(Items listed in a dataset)
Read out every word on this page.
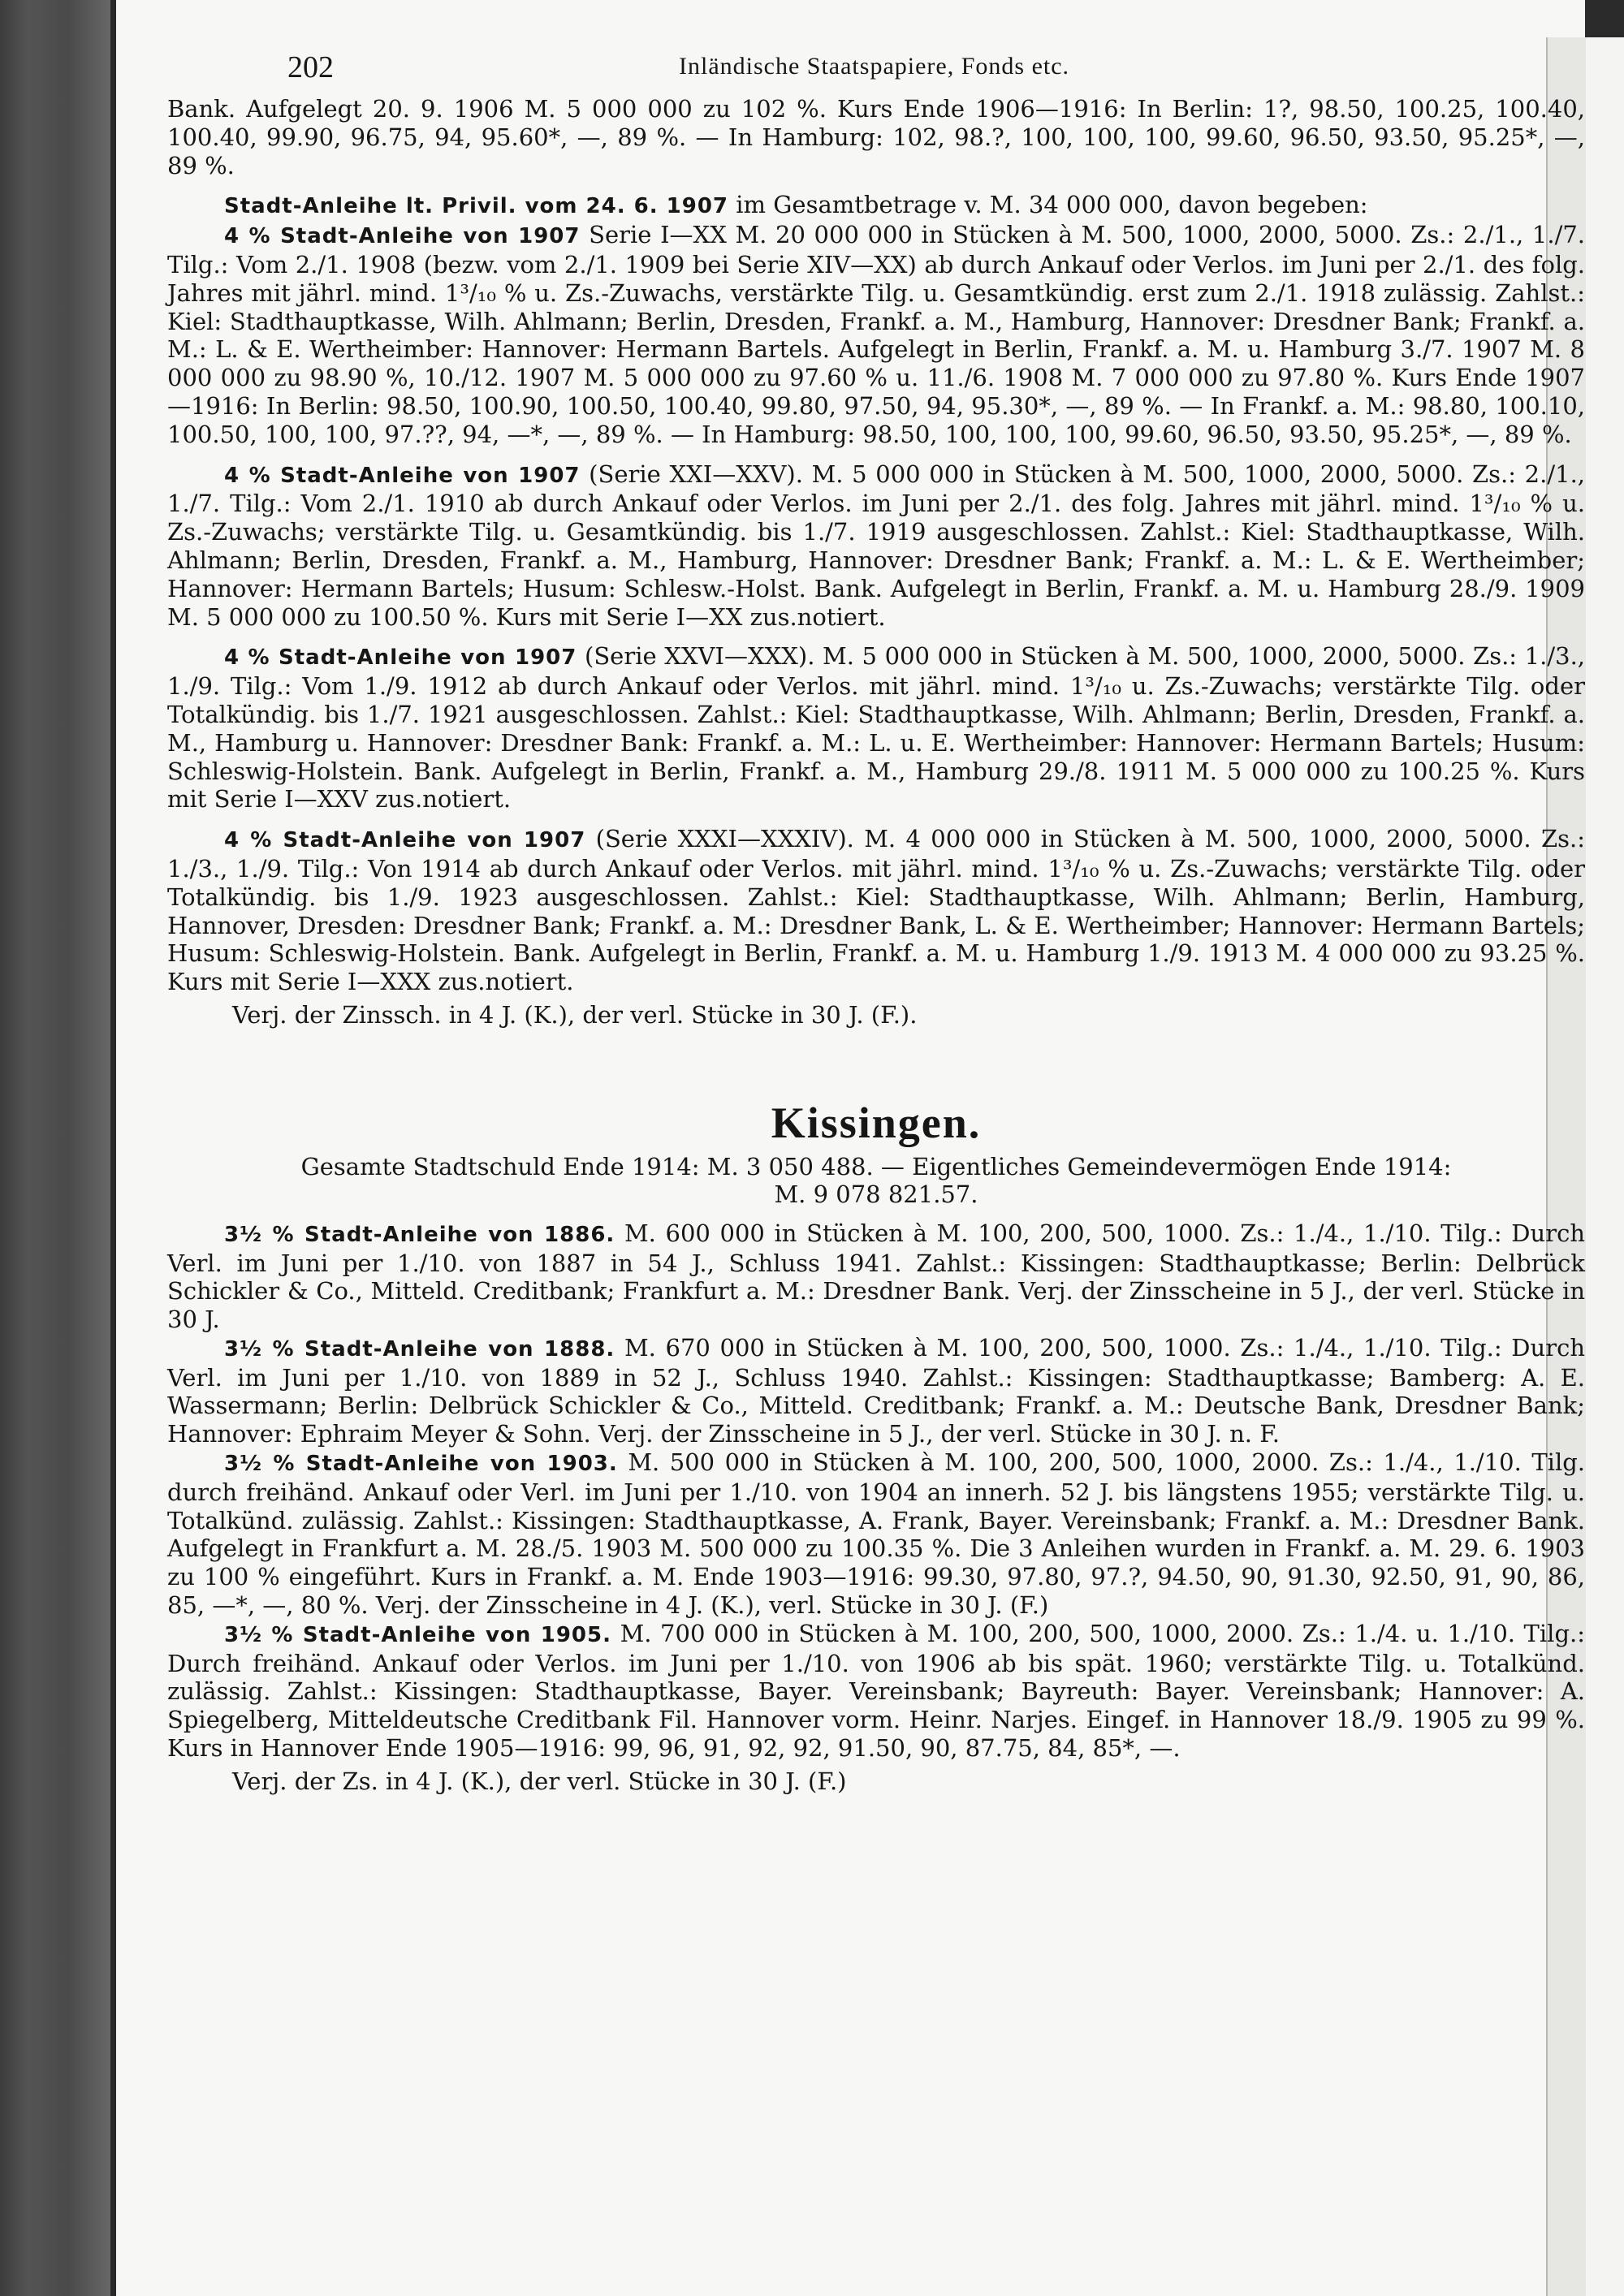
202	Inländische Staatspapiere, Fonds etc.

Bank. Aufgelegt 20. 9. 1906 M. 5 000 000 zu 102 %. Kurs Ende 1906—1916: In Berlin: 1?, 98.50, 100.25, 100.40, 100.40, 99.90, 96.75, 94, 95.60*, —, 89 %. — In Hamburg: 102, 98.?, 100, 100, 100, 99.60, 96.50, 93.50, 95.25*, —, 89 %.

Stadt-Anleihe lt. Privil. vom 24. 6. 1907 im Gesamtbetrage v. M. 34 000 000, davon begeben:

4 % Stadt-Anleihe von 1907 Serie I—XX M. 20 000 000 in Stücken à M. 500, 1000, 2000, 5000. Zs.: 2./1., 1./7. Tilg.: Vom 2./1. 1908 (bezw. vom 2./1. 1909 bei Serie XIV—XX) ab durch Ankauf oder Verlos. im Juni per 2./1. des folg. Jahres mit jährl. mind. 1³/₁₀ % u. Zs.-Zuwachs, verstärkte Tilg. u. Gesamtkündig. erst zum 2./1. 1918 zulässig. Zahlst.: Kiel: Stadthauptkasse, Wilh. Ahlmann; Berlin, Dresden, Frankf. a. M., Hamburg, Hannover: Dresdner Bank; Frankf. a. M.: L. & E. Wertheimber: Hannover: Hermann Bartels. Aufgelegt in Berlin, Frankf. a. M. u. Hamburg 3./7. 1907 M. 8 000 000 zu 98.90 %, 10./12. 1907 M. 5 000 000 zu 97.60 % u. 11./6. 1908 M. 7 000 000 zu 97.80 %. Kurs Ende 1907—1916: In Berlin: 98.50, 100.90, 100.50, 100.40, 99.80, 97.50, 94, 95.30*, —, 89 %. — In Frankf. a. M.: 98.80, 100.10, 100.50, 100, 100, 97.??, 94, —*, —, 89 %. — In Hamburg: 98.50, 100, 100, 100, 99.60, 96.50, 93.50, 95.25*, —, 89 %.

4 % Stadt-Anleihe von 1907 (Serie XXI—XXV). M. 5 000 000 in Stücken à M. 500, 1000, 2000, 5000. Zs.: 2./1., 1./7. Tilg.: Vom 2./1. 1910 ab durch Ankauf oder Verlos. im Juni per 2./1. des folg. Jahres mit jährl. mind. 1³/₁₀ % u. Zs.-Zuwachs; verstärkte Tilg. u. Gesamtkündig. bis 1./7. 1919 ausgeschlossen. Zahlst.: Kiel: Stadthauptkasse, Wilh. Ahlmann; Berlin, Dresden, Frankf. a. M., Hamburg, Hannover: Dresdner Bank; Frankf. a. M.: L. & E. Wertheimber; Hannover: Hermann Bartels; Husum: Schlesw.-Holst. Bank. Aufgelegt in Berlin, Frankf. a. M. u. Hamburg 28./9. 1909 M. 5 000 000 zu 100.50 %. Kurs mit Serie I—XX zus.notiert.

4 % Stadt-Anleihe von 1907 (Serie XXVI—XXX). M. 5 000 000 in Stücken à M. 500, 1000, 2000, 5000. Zs.: 1./3., 1./9. Tilg.: Vom 1./9. 1912 ab durch Ankauf oder Verlos. mit jährl. mind. 1³/₁₀ u. Zs.-Zuwachs; verstärkte Tilg. oder Totalkündig. bis 1./7. 1921 ausgeschlossen. Zahlst.: Kiel: Stadthauptkasse, Wilh. Ahlmann; Berlin, Dresden, Frankf. a. M., Hamburg u. Hannover: Dresdner Bank: Frankf. a. M.: L. u. E. Wertheimber: Hannover: Hermann Bartels; Husum: Schleswig-Holstein. Bank. Aufgelegt in Berlin, Frankf. a. M., Hamburg 29./8. 1911 M. 5 000 000 zu 100.25 %. Kurs mit Serie I—XXV zus.notiert.

4 % Stadt-Anleihe von 1907 (Serie XXXI—XXXIV). M. 4 000 000 in Stücken à M. 500, 1000, 2000, 5000. Zs.: 1./3., 1./9. Tilg.: Von 1914 ab durch Ankauf oder Verlos. mit jährl. mind. 1³/₁₀ % u. Zs.-Zuwachs; verstärkte Tilg. oder Totalkündig. bis 1./9. 1923 ausgeschlossen. Zahlst.: Kiel: Stadthauptkasse, Wilh. Ahlmann; Berlin, Hamburg, Hannover, Dresden: Dresdner Bank; Frankf. a. M.: Dresdner Bank, L. & E. Wertheimber; Hannover: Hermann Bartels; Husum: Schleswig-Holstein. Bank. Aufgelegt in Berlin, Frankf. a. M. u. Hamburg 1./9. 1913 M. 4 000 000 zu 93.25 %. Kurs mit Serie I—XXX zus.notiert.

Verj. der Zinssch. in 4 J. (K.), der verl. Stücke in 30 J. (F.).

Kissingen.

Gesamte Stadtschuld Ende 1914: M. 3 050 488. — Eigentliches Gemeindevermögen Ende 1914:

M. 9 078 821.57.

3½ % Stadt-Anleihe von 1886. M. 600 000 in Stücken à M. 100, 200, 500, 1000. Zs.: 1./4., 1./10. Tilg.: Durch Verl. im Juni per 1./10. von 1887 in 54 J., Schluss 1941. Zahlst.: Kissingen: Stadthauptkasse; Berlin: Delbrück Schickler & Co., Mitteld. Creditbank; Frankfurt a. M.: Dresdner Bank. Verj. der Zinsscheine in 5 J., der verl. Stücke in 30 J.

3½ % Stadt-Anleihe von 1888. M. 670 000 in Stücken à M. 100, 200, 500, 1000. Zs.: 1./4., 1./10. Tilg.: Durch Verl. im Juni per 1./10. von 1889 in 52 J., Schluss 1940. Zahlst.: Kissingen: Stadthauptkasse; Bamberg: A. E. Wassermann; Berlin: Delbrück Schickler & Co., Mitteld. Creditbank; Frankf. a. M.: Deutsche Bank, Dresdner Bank; Hannover: Ephraim Meyer & Sohn. Verj. der Zinsscheine in 5 J., der verl. Stücke in 30 J. n. F.

3½ % Stadt-Anleihe von 1903. M. 500 000 in Stücken à M. 100, 200, 500, 1000, 2000. Zs.: 1./4., 1./10. Tilg. durch freihänd. Ankauf oder Verl. im Juni per 1./10. von 1904 an innerh. 52 J. bis längstens 1955; verstärkte Tilg. u. Totalkünd. zulässig. Zahlst.: Kissingen: Stadthauptkasse, A. Frank, Bayer. Vereinsbank; Frankf. a. M.: Dresdner Bank. Aufgelegt in Frankfurt a. M. 28./5. 1903 M. 500 000 zu 100.35 %. Die 3 Anleihen wurden in Frankf. a. M. 29. 6. 1903 zu 100 % eingeführt. Kurs in Frankf. a. M. Ende 1903—1916: 99.30, 97.80, 97.?, 94.50, 90, 91.30, 92.50, 91, 90, 86, 85, —*, —, 80 %. Verj. der Zinsscheine in 4 J. (K.), verl. Stücke in 30 J. (F.)

3½ % Stadt-Anleihe von 1905. M. 700 000 in Stücken à M. 100, 200, 500, 1000, 2000. Zs.: 1./4. u. 1./10. Tilg.: Durch freihänd. Ankauf oder Verlos. im Juni per 1./10. von 1906 ab bis spät. 1960; verstärkte Tilg. u. Totalkünd. zulässig. Zahlst.: Kissingen: Stadthauptkasse, Bayer. Vereinsbank; Bayreuth: Bayer. Vereinsbank; Hannover: A. Spiegelberg, Mitteldeutsche Creditbank Fil. Hannover vorm. Heinr. Narjes. Eingef. in Hannover 18./9. 1905 zu 99 %. Kurs in Hannover Ende 1905—1916: 99, 96, 91, 92, 92, 91.50, 90, 87.75, 84, 85*, —.

Verj. der Zs. in 4 J. (K.), der verl. Stücke in 30 J. (F.)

▶ **SHORT PROBLEM**:
In the entries above, find each line with the word "Frankfurt" and show it.

▶ **SOLUTION FOR THIS TASK**:
3½ % Stadt-Anleihe von 1886. M. 600 000 in Stücken à M. 100, 200, 500, 1000. Zs.: 1./4., 1./10. Tilg.: Durch Verl. im Juni per 1./10. von 1887 in 54 J., Schluss 1941. Zahlst.: Kissingen: Stadthauptkasse; Berlin: Delbrück Schickler & Co., Mitteld. Creditbank; Frankfurt a. M.: Dresdner Bank. Verj. der Zinsscheine in 5 J., der verl. Stücke in 30 J.
3½ % Stadt-Anleihe von 1903. M. 500 000 in Stücken à M. 100, 200, 500, 1000, 2000. Zs.: 1./4., 1./10. Tilg. durch freihänd. Ankauf oder Verl. im Juni per 1./10. von 1904 an innerh. 52 J. bis längstens 1955; verstärkte Tilg. u. Totalkünd. zulässig. Zahlst.: Kissingen: Stadthauptkasse, A. Frank, Bayer. Vereinsbank; Frankf. a. M.: Dresdner Bank. Aufgelegt in Frankfurt a. M. 28./5. 1903 M. 500 000 zu 100.35 %. Die 3 Anleihen wurden in Frankf. a. M. 29. 6. 1903 zu 100 % eingeführt. Kurs in Frankf. a. M. Ende 1903—1916: 99.30, 97.80, 97.?, 94.50, 90, 91.30, 92.50, 91, 90, 86, 85, —*, —, 80 %. Verj. der Zinsscheine in 4 J. (K.), verl. Stücke in 30 J. (F.)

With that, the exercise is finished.